§ **Do this**
Examine the entries and show every line in which the word "各家学说" is found.

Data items
(begin)

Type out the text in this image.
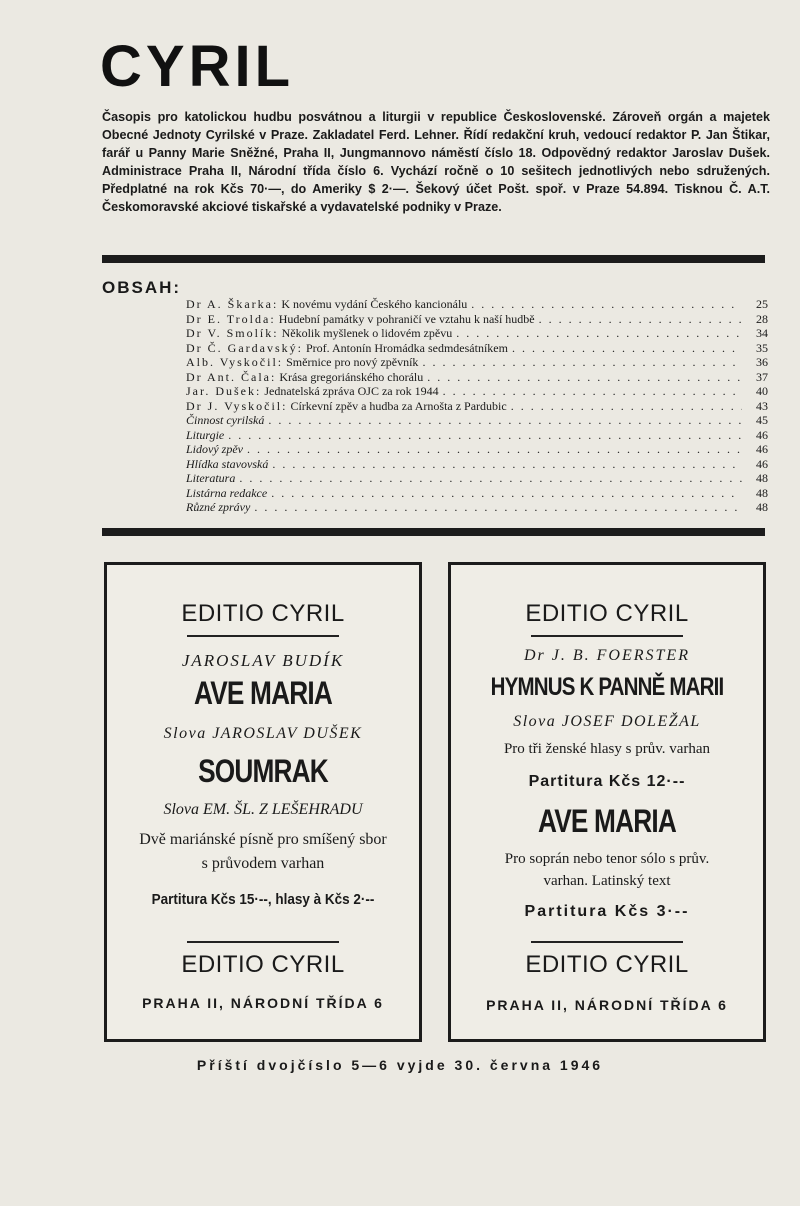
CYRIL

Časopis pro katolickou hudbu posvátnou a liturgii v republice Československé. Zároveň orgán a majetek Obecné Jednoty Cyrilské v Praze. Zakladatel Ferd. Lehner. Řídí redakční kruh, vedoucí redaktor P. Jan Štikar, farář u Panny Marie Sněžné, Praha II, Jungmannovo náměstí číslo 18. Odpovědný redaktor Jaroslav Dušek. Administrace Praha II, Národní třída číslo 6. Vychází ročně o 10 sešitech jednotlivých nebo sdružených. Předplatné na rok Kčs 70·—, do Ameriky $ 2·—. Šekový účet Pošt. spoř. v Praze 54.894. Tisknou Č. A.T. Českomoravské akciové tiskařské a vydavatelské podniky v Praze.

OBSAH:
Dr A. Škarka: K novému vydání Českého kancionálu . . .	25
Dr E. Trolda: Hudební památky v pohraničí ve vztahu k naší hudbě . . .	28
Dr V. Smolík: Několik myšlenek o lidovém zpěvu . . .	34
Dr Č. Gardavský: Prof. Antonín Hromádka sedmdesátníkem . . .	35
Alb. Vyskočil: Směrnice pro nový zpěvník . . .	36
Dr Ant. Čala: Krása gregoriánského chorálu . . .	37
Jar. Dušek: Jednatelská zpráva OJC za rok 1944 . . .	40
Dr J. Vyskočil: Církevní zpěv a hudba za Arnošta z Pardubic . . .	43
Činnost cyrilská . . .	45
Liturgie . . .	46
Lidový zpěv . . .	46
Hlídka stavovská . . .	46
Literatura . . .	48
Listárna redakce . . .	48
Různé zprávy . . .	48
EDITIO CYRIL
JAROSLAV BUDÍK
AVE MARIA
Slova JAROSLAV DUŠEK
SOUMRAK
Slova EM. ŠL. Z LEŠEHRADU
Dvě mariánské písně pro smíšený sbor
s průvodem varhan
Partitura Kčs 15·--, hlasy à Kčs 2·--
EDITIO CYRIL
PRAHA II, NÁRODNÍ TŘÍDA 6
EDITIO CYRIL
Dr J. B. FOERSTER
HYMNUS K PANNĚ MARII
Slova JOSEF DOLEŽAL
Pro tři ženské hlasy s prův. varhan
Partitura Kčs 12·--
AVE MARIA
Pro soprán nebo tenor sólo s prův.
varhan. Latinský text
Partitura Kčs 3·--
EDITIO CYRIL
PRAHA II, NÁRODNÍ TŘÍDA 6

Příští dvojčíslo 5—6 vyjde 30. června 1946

(end)
(begin)

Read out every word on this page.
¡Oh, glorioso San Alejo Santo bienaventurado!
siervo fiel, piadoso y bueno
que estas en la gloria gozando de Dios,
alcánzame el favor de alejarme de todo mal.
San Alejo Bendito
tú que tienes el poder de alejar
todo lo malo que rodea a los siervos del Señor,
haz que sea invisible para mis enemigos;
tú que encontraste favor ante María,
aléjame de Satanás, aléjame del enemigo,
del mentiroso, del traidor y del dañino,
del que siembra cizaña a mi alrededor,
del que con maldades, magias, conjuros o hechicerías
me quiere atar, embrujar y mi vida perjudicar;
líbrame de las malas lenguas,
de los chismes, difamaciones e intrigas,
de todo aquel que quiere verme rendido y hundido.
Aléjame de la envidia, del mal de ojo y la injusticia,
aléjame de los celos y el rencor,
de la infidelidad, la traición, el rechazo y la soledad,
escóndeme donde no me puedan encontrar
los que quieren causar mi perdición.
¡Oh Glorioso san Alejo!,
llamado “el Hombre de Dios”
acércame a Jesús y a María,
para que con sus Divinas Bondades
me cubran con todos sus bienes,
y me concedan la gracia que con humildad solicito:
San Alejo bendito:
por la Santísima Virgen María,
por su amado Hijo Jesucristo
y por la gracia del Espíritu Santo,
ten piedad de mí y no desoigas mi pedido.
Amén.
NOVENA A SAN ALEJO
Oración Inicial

(end)
(begin)

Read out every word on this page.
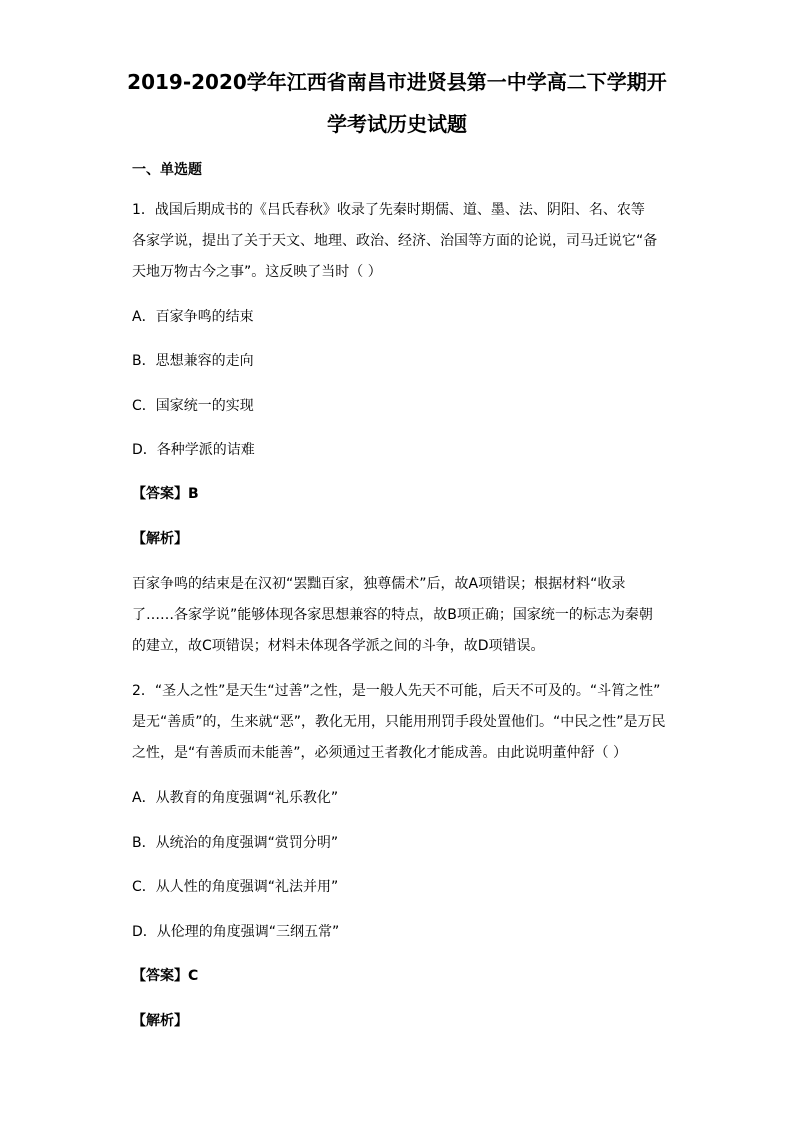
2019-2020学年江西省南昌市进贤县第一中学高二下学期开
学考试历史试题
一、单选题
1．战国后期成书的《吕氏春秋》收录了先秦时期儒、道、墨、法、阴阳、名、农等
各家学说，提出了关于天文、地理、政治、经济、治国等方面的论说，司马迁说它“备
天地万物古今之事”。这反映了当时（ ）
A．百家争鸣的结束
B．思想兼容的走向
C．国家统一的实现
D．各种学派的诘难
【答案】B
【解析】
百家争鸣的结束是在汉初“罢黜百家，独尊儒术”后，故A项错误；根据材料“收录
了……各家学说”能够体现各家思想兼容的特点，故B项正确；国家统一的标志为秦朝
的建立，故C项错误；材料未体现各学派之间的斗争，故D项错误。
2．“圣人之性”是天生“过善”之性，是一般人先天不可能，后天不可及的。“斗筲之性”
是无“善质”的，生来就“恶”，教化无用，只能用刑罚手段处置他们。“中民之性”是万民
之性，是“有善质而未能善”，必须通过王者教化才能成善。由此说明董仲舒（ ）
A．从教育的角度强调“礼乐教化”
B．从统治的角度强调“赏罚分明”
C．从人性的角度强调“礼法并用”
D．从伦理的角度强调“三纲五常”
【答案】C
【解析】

(end)

§ **Exercise result**
各家学说，提出了关于天文、地理、政治、经济、治国等方面的论说，司马迁说它“备
了……各家学说”能够体现各家思想兼容的特点，故B项正确；国家统一的标志为秦朝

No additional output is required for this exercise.